*What to produce*. State the number of lines that hold the string "Flow", with nothing added.

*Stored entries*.
%%

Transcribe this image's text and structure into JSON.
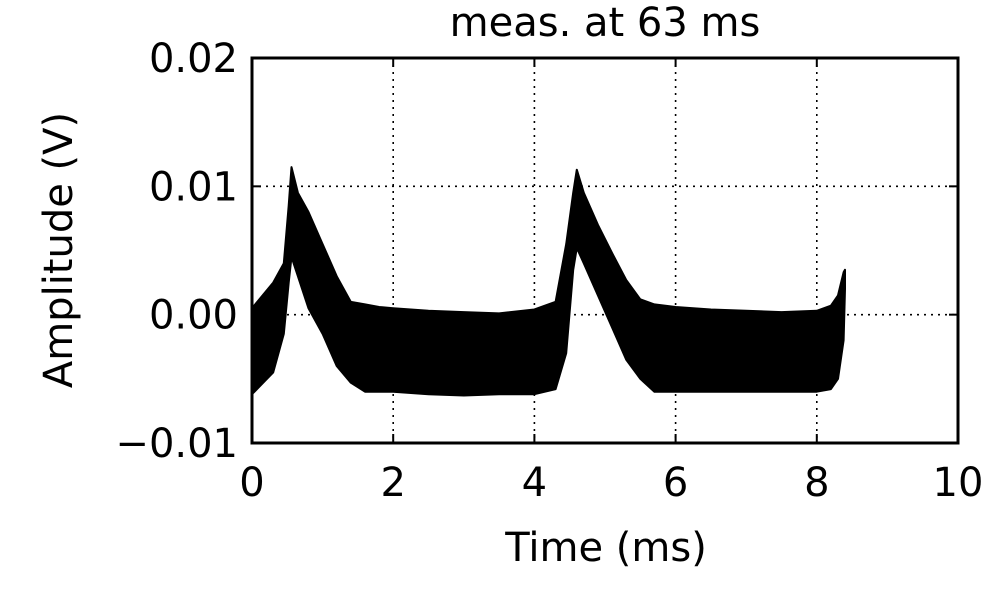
{
  "chart_data": {
    "type": "line",
    "title": "meas. at 63 ms",
    "xlabel": "Time (ms)",
    "ylabel": "Amplitude (V)",
    "xlim": [
      0,
      10
    ],
    "ylim": [
      -0.01,
      0.02
    ],
    "x_ticks": [
      0,
      2,
      4,
      6,
      8,
      10
    ],
    "x_tick_labels": [
      "0",
      "2",
      "4",
      "6",
      "8",
      "10"
    ],
    "y_ticks": [
      -0.01,
      0.0,
      0.01,
      0.02
    ],
    "y_tick_labels": [
      "−0.01",
      "0.00",
      "0.01",
      "0.02"
    ],
    "grid": true,
    "grid_style": "dotted",
    "series_color": "#000000",
    "series": [
      {
        "x": [
          0.0,
          0.3,
          0.45,
          0.52,
          0.56,
          0.65,
          0.8,
          1.0,
          1.2,
          1.4,
          1.6,
          1.8,
          2.0,
          2.5,
          3.0,
          3.5,
          4.0,
          4.3,
          4.45,
          4.55,
          4.6,
          4.7,
          4.9,
          5.1,
          5.3,
          5.5,
          5.7,
          6.0,
          6.5,
          7.0,
          7.5,
          8.0,
          8.2,
          8.3,
          8.38,
          8.4
        ],
        "upper": [
          0.0005,
          0.0025,
          0.004,
          0.0085,
          0.0115,
          0.0095,
          0.008,
          0.0055,
          0.003,
          0.001,
          0.0008,
          0.0006,
          0.0005,
          0.0003,
          0.0002,
          0.0001,
          0.0004,
          0.001,
          0.0055,
          0.0095,
          0.0113,
          0.0095,
          0.007,
          0.0048,
          0.0027,
          0.0012,
          0.0008,
          0.0006,
          0.0004,
          0.0003,
          0.0002,
          0.0003,
          0.0007,
          0.0015,
          0.0033,
          0.0035
        ],
        "lower": [
          -0.0062,
          -0.0045,
          -0.0015,
          0.0025,
          0.0045,
          0.003,
          0.0005,
          -0.0015,
          -0.004,
          -0.0053,
          -0.006,
          -0.006,
          -0.006,
          -0.0062,
          -0.0063,
          -0.0062,
          -0.0062,
          -0.0058,
          -0.003,
          0.0035,
          0.0052,
          0.004,
          0.0015,
          -0.001,
          -0.0035,
          -0.005,
          -0.006,
          -0.006,
          -0.006,
          -0.006,
          -0.006,
          -0.006,
          -0.0058,
          -0.005,
          -0.002,
          0.002
        ]
      }
    ]
  }
}
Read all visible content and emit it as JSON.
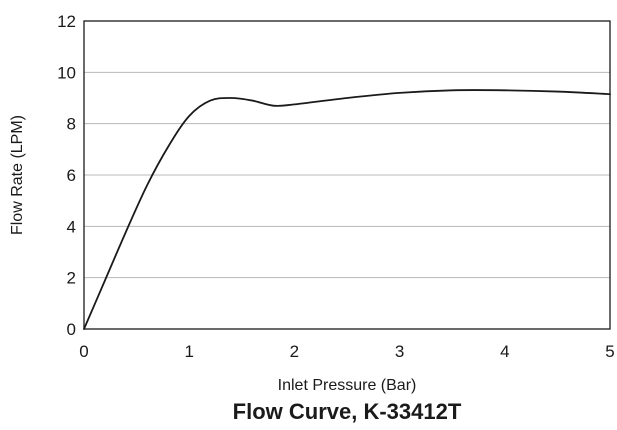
{
  "chart_data": {
    "type": "line",
    "title": "Flow Curve, K-33412T",
    "xlabel": "Inlet Pressure (Bar)",
    "ylabel": "Flow Rate (LPM)",
    "xlim": [
      0,
      5
    ],
    "ylim": [
      0,
      12
    ],
    "x_ticks": [
      "0",
      "1",
      "2",
      "3",
      "4",
      "5"
    ],
    "y_ticks": [
      "0",
      "2",
      "4",
      "6",
      "8",
      "10",
      "12"
    ],
    "grid": "horizontal",
    "series": [
      {
        "color": "#1a1a1a",
        "x": [
          0,
          0.2,
          0.4,
          0.6,
          0.8,
          1.0,
          1.2,
          1.4,
          1.6,
          1.8,
          2.0,
          2.5,
          3.0,
          3.5,
          4.0,
          4.5,
          5.0
        ],
        "y": [
          0,
          1.9,
          3.8,
          5.6,
          7.1,
          8.3,
          8.9,
          9.0,
          8.9,
          8.7,
          8.75,
          9.0,
          9.2,
          9.3,
          9.3,
          9.25,
          9.15
        ]
      }
    ]
  }
}
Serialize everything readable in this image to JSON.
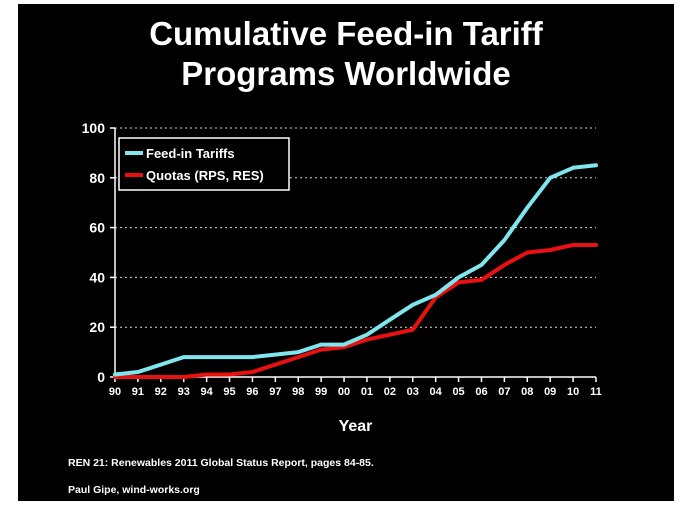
{
  "title_line1": "Cumulative Feed-in Tariff",
  "title_line2": "Programs Worldwide",
  "source_line1": "REN 21: Renewables 2011 Global Status Report, pages 84-85.",
  "source_line2": "Paul Gipe, wind-works.org",
  "colors": {
    "background": "#000000",
    "feed_in": "#7fe6ee",
    "quotas": "#e81010",
    "text": "#ffffff",
    "grid": "#ffffff"
  },
  "chart_data": {
    "type": "line",
    "title": "Cumulative Feed-in Tariff Programs Worldwide",
    "xlabel": "Year",
    "ylabel": "",
    "x": [
      "90",
      "91",
      "92",
      "93",
      "94",
      "95",
      "96",
      "97",
      "98",
      "99",
      "00",
      "01",
      "02",
      "03",
      "04",
      "05",
      "06",
      "07",
      "08",
      "09",
      "10",
      "11"
    ],
    "ylim": [
      0,
      100
    ],
    "yticks": [
      0,
      20,
      40,
      60,
      80,
      100
    ],
    "grid": "horizontal dashed",
    "legend": "top-left",
    "series": [
      {
        "name": "Feed-in Tariffs",
        "color": "#7fe6ee",
        "values": [
          1,
          2,
          5,
          8,
          8,
          8,
          8,
          9,
          10,
          13,
          13,
          17,
          23,
          29,
          33,
          40,
          45,
          55,
          68,
          80,
          84,
          85
        ]
      },
      {
        "name": "Quotas (RPS, RES)",
        "color": "#e81010",
        "values": [
          0,
          0,
          0,
          0,
          1,
          1,
          2,
          5,
          8,
          11,
          12,
          15,
          17,
          19,
          32,
          38,
          39,
          45,
          50,
          51,
          53,
          53
        ]
      }
    ]
  }
}
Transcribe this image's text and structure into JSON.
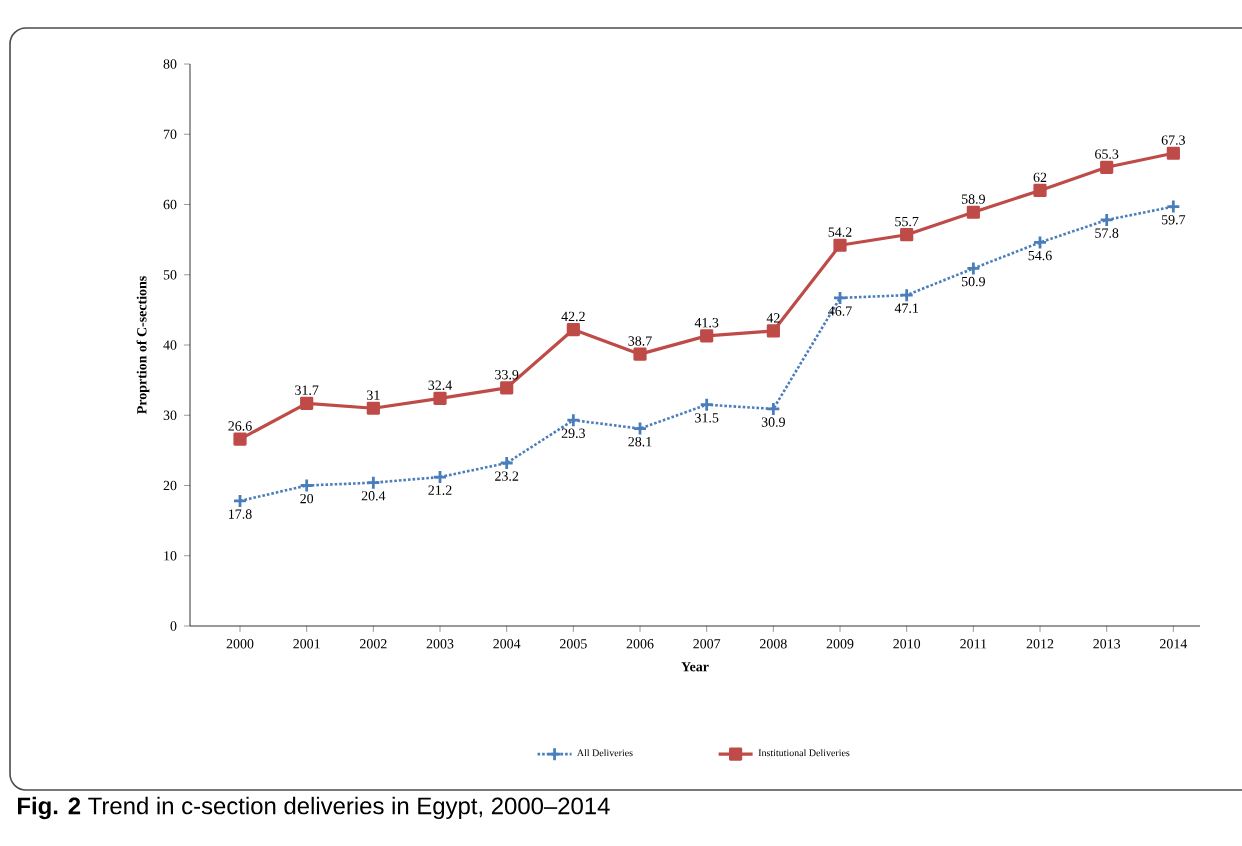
{
  "chart_data": {
    "type": "line",
    "xlabel": "Year",
    "ylabel": "Proprtion of C-sections",
    "categories": [
      "2000",
      "2001",
      "2002",
      "2003",
      "2004",
      "2005",
      "2006",
      "2007",
      "2008",
      "2009",
      "2010",
      "2011",
      "2012",
      "2013",
      "2014"
    ],
    "series": [
      {
        "name": "All Deliveries",
        "color": "#4a7ebb",
        "marker": "cross",
        "line_style": "dotted",
        "values": [
          17.8,
          20,
          20.4,
          21.2,
          23.2,
          29.3,
          28.1,
          31.5,
          30.9,
          46.7,
          47.1,
          50.9,
          54.6,
          57.8,
          59.7
        ]
      },
      {
        "name": "Institutional Deliveries",
        "color": "#be4b48",
        "marker": "square",
        "line_style": "solid",
        "values": [
          26.6,
          31.7,
          31,
          32.4,
          33.9,
          42.2,
          38.7,
          41.3,
          42,
          54.2,
          55.7,
          58.9,
          62,
          65.3,
          67.3
        ]
      }
    ],
    "ylim": [
      0,
      80
    ],
    "yticks": [
      0,
      10,
      20,
      30,
      40,
      50,
      60,
      70,
      80
    ],
    "grid": false,
    "legend": "bottom",
    "data_labels": true,
    "annotations": [
      "**Fig. 2** Trend in c-section deliveries in Egypt, 2000–2014"
    ]
  }
}
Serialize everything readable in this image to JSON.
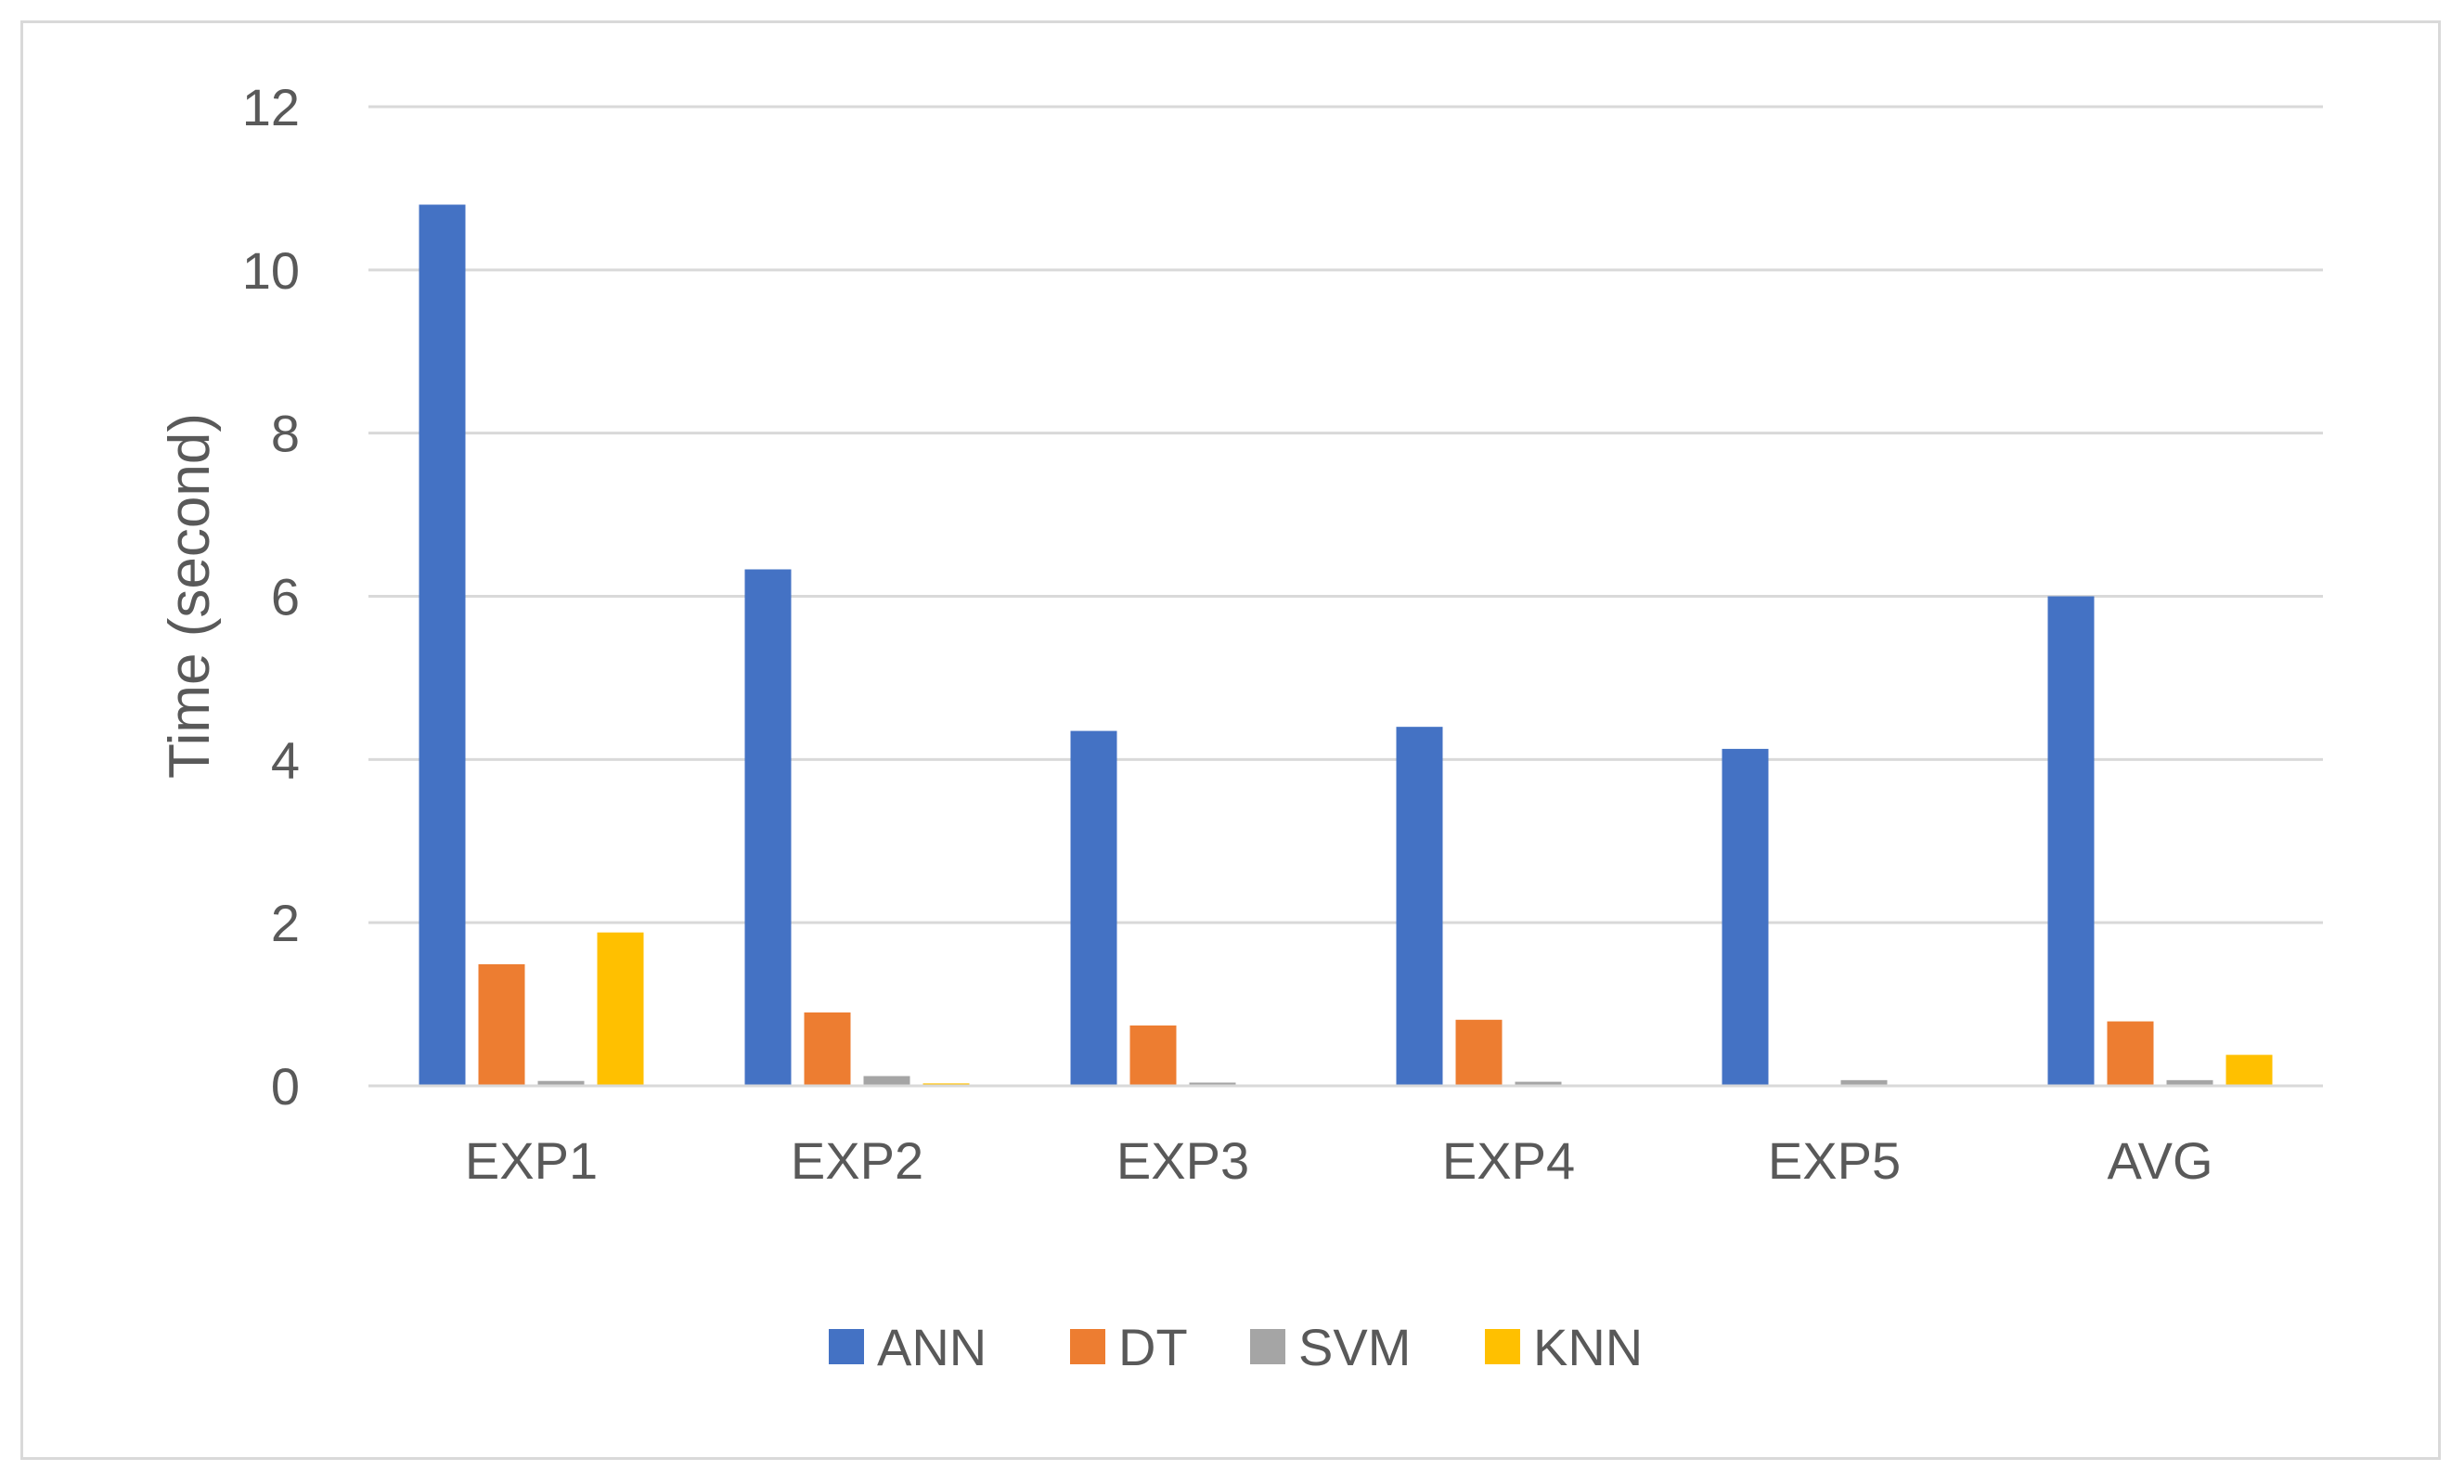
{
  "chart_data": {
    "type": "bar",
    "title": "",
    "xlabel": "",
    "ylabel": "Time (second)",
    "ylim": [
      0,
      12
    ],
    "yticks": [
      0,
      2,
      4,
      6,
      8,
      10,
      12
    ],
    "grid": true,
    "legend_position": "bottom",
    "categories": [
      "EXP1",
      "EXP2",
      "EXP3",
      "EXP4",
      "EXP5",
      "AVG"
    ],
    "series": [
      {
        "name": "ANN",
        "color": "#4472C4",
        "values": [
          10.8,
          6.33,
          4.35,
          4.4,
          4.13,
          6.0
        ]
      },
      {
        "name": "DT",
        "color": "#ED7D31",
        "values": [
          1.49,
          0.9,
          0.74,
          0.81,
          0.0,
          0.79
        ]
      },
      {
        "name": "SVM",
        "color": "#A5A5A5",
        "values": [
          0.06,
          0.12,
          0.04,
          0.05,
          0.07,
          0.07
        ]
      },
      {
        "name": "KNN",
        "color": "#FFC000",
        "values": [
          1.88,
          0.03,
          0.0,
          0.0,
          0.0,
          0.38
        ]
      }
    ]
  }
}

%%

*Finished task*. 2